(EXERCISE DESCRIPTION) Show every line that has the string "title" in it.

(ENTRIES)
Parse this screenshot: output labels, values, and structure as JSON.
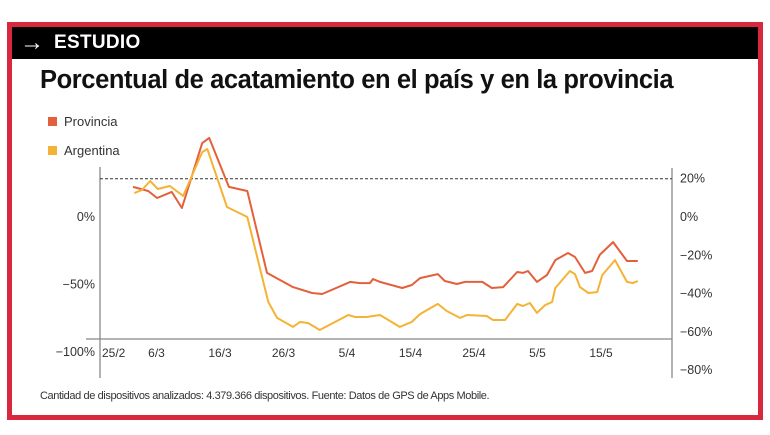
{
  "header": {
    "tag": "ESTUDIO",
    "icon": "arrow-right-icon"
  },
  "footnote": "Cantidad de dispositivos analizados:  4.379.366 dispositivos. Fuente: Datos de GPS de Apps Mobile.",
  "colors": {
    "frame": "#d7283f",
    "provincia": "#e4603a",
    "argentina": "#f5b335"
  },
  "chart_data": {
    "type": "line",
    "title": "Porcentual de acatamiento en el país y en la provincia",
    "legend_placement": "top-left",
    "x_unit": "days since 25/2",
    "x_ticks": [
      {
        "day": 0,
        "label": "25/2"
      },
      {
        "day": 10,
        "label": "6/3"
      },
      {
        "day": 20,
        "label": "16/3"
      },
      {
        "day": 30,
        "label": "26/3"
      },
      {
        "day": 40,
        "label": "5/4"
      },
      {
        "day": 50,
        "label": "15/4"
      },
      {
        "day": 60,
        "label": "25/4"
      },
      {
        "day": 70,
        "label": "5/5"
      },
      {
        "day": 80,
        "label": "15/5"
      }
    ],
    "y_left_ticks": [
      {
        "value": 0,
        "label": "0%"
      },
      {
        "value": -50,
        "label": "-50%"
      },
      {
        "value": -100,
        "label": "-100%"
      }
    ],
    "y_right_ticks": [
      {
        "value": 20,
        "label": "20%"
      },
      {
        "value": 0,
        "label": "0%"
      },
      {
        "value": -20,
        "label": "-20%"
      },
      {
        "value": -40,
        "label": "-40%"
      },
      {
        "value": -60,
        "label": "-60%"
      },
      {
        "value": -80,
        "label": "-80%"
      }
    ],
    "y_right_range": [
      -80,
      20
    ],
    "reference_line": {
      "value": 20,
      "style": "dashed"
    },
    "series": [
      {
        "name": "Provincia",
        "color": "#e4603a",
        "points": [
          [
            6.3,
            15.7
          ],
          [
            8.7,
            13.6
          ],
          [
            10.1,
            9.9
          ],
          [
            12.4,
            13.1
          ],
          [
            14.0,
            4.7
          ],
          [
            17.2,
            38.6
          ],
          [
            18.3,
            41.3
          ],
          [
            21.4,
            15.7
          ],
          [
            24.3,
            13.6
          ],
          [
            27.4,
            -29.2
          ],
          [
            31.5,
            -36.6
          ],
          [
            34.5,
            -39.7
          ],
          [
            36.1,
            -40.2
          ],
          [
            40.5,
            -33.9
          ],
          [
            42.0,
            -34.5
          ],
          [
            43.6,
            -34.5
          ],
          [
            44.1,
            -32.4
          ],
          [
            45.2,
            -33.9
          ],
          [
            48.7,
            -37.1
          ],
          [
            50.2,
            -35.5
          ],
          [
            51.5,
            -31.9
          ],
          [
            54.3,
            -29.8
          ],
          [
            55.4,
            -33.4
          ],
          [
            57.3,
            -35.0
          ],
          [
            58.6,
            -33.9
          ],
          [
            61.3,
            -33.9
          ],
          [
            62.8,
            -37.1
          ],
          [
            64.6,
            -36.6
          ],
          [
            66.8,
            -28.7
          ],
          [
            67.7,
            -29.2
          ],
          [
            68.5,
            -28.2
          ],
          [
            69.9,
            -33.9
          ],
          [
            71.5,
            -30.3
          ],
          [
            72.8,
            -22.5
          ],
          [
            74.8,
            -18.8
          ],
          [
            75.9,
            -20.9
          ],
          [
            77.5,
            -29.2
          ],
          [
            78.6,
            -28.2
          ],
          [
            79.8,
            -19.8
          ],
          [
            81.9,
            -13.1
          ],
          [
            84.1,
            -23.0
          ],
          [
            85.8,
            -23.0
          ]
        ]
      },
      {
        "name": "Argentina",
        "color": "#f5b335",
        "points": [
          [
            6.5,
            12.5
          ],
          [
            7.7,
            14.1
          ],
          [
            9.0,
            18.8
          ],
          [
            10.2,
            14.6
          ],
          [
            12.1,
            16.2
          ],
          [
            14.2,
            11.0
          ],
          [
            17.2,
            33.9
          ],
          [
            18.0,
            35.5
          ],
          [
            21.1,
            5.2
          ],
          [
            24.3,
            0
          ],
          [
            27.6,
            -44.4
          ],
          [
            29.0,
            -52.7
          ],
          [
            31.5,
            -57.4
          ],
          [
            32.6,
            -54.8
          ],
          [
            33.9,
            -55.4
          ],
          [
            35.7,
            -59.0
          ],
          [
            40.2,
            -51.2
          ],
          [
            41.3,
            -52.2
          ],
          [
            43.1,
            -52.2
          ],
          [
            45.2,
            -51.2
          ],
          [
            48.3,
            -57.4
          ],
          [
            50.2,
            -54.8
          ],
          [
            51.5,
            -50.7
          ],
          [
            54.3,
            -45.4
          ],
          [
            55.7,
            -49.1
          ],
          [
            57.8,
            -52.7
          ],
          [
            58.9,
            -51.2
          ],
          [
            62.0,
            -51.7
          ],
          [
            63.0,
            -53.8
          ],
          [
            64.9,
            -53.8
          ],
          [
            66.8,
            -45.4
          ],
          [
            67.7,
            -46.5
          ],
          [
            68.8,
            -44.9
          ],
          [
            69.9,
            -50.1
          ],
          [
            71.2,
            -46.0
          ],
          [
            72.3,
            -44.4
          ],
          [
            72.8,
            -37.1
          ],
          [
            75.1,
            -28.2
          ],
          [
            75.9,
            -29.8
          ],
          [
            76.7,
            -36.6
          ],
          [
            78.0,
            -39.7
          ],
          [
            79.4,
            -39.2
          ],
          [
            80.2,
            -30.3
          ],
          [
            82.2,
            -22.5
          ],
          [
            84.1,
            -33.9
          ],
          [
            85.0,
            -34.5
          ],
          [
            85.8,
            -33.4
          ]
        ]
      }
    ]
  }
}
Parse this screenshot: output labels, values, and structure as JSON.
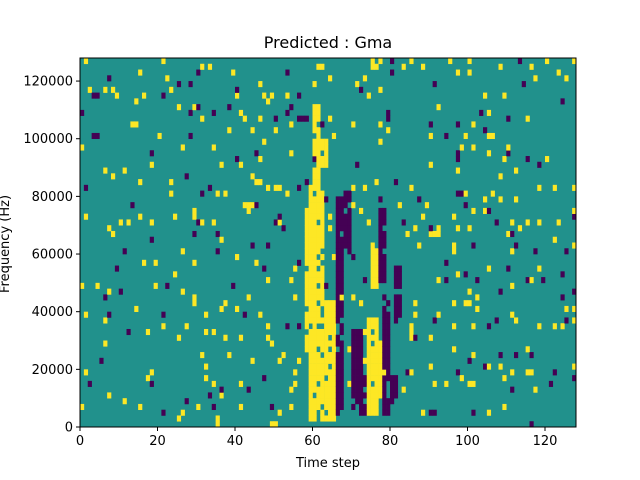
{
  "chart_data": {
    "type": "heatmap",
    "title": "Predicted : Gma",
    "xlabel": "Time step",
    "ylabel": "Frequency (Hz)",
    "xlim": [
      0,
      128
    ],
    "ylim": [
      0,
      128000
    ],
    "x_ticks": [
      0,
      20,
      40,
      60,
      80,
      100,
      120
    ],
    "y_ticks": [
      0,
      20000,
      40000,
      60000,
      80000,
      100000,
      120000
    ],
    "x_tick_labels": [
      "0",
      "20",
      "40",
      "60",
      "80",
      "100",
      "120"
    ],
    "y_tick_labels": [
      "0",
      "20000",
      "40000",
      "60000",
      "80000",
      "100000",
      "120000"
    ],
    "n_time_steps": 128,
    "n_freq_bins": 64,
    "freq_bin_hz": 2000,
    "colors": {
      "low": "#440154",
      "mid": "#21918c",
      "high": "#fde725"
    },
    "background_class": "mid",
    "cells_high": [
      {
        "t": [
          59,
          63
        ],
        "f": [
          2000,
          84000
        ]
      },
      {
        "t": [
          63,
          66
        ],
        "f": [
          2000,
          44000
        ]
      },
      {
        "t": [
          58,
          61
        ],
        "f": [
          26000,
          76000
        ]
      },
      {
        "t": [
          60,
          62
        ],
        "f": [
          84000,
          112000
        ]
      },
      {
        "t": [
          61,
          64
        ],
        "f": [
          90000,
          100000
        ]
      },
      {
        "t": [
          74,
          77
        ],
        "f": [
          4000,
          38000
        ]
      },
      {
        "t": [
          77,
          79
        ],
        "f": [
          10000,
          30000
        ]
      },
      {
        "t": [
          75,
          77
        ],
        "f": [
          48000,
          64000
        ]
      },
      {
        "t": [
          91,
          93
        ],
        "f": [
          66000,
          70000
        ]
      }
    ],
    "cells_low": [
      {
        "t": [
          66,
          68
        ],
        "f": [
          4000,
          80000
        ]
      },
      {
        "t": [
          68,
          70
        ],
        "f": [
          60000,
          82000
        ]
      },
      {
        "t": [
          70,
          73
        ],
        "f": [
          4000,
          34000
        ]
      },
      {
        "t": [
          72,
          74
        ],
        "f": [
          4000,
          18000
        ]
      },
      {
        "t": [
          78,
          80
        ],
        "f": [
          4000,
          46000
        ]
      },
      {
        "t": [
          80,
          82
        ],
        "f": [
          8000,
          18000
        ]
      },
      {
        "t": [
          81,
          83
        ],
        "f": [
          36000,
          56000
        ]
      },
      {
        "t": [
          77,
          79
        ],
        "f": [
          50000,
          76000
        ]
      },
      {
        "t": [
          57,
          59
        ],
        "f": [
          106000,
          108000
        ]
      }
    ],
    "scatter_seed": 17,
    "scatter_low_prob": 0.018,
    "scatter_high_prob": 0.035
  }
}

(CORRECT RESPONSE)
    "title": "Porcentual de acatamiento en el país y en la provincia",
    "title": "Predicted : Gma",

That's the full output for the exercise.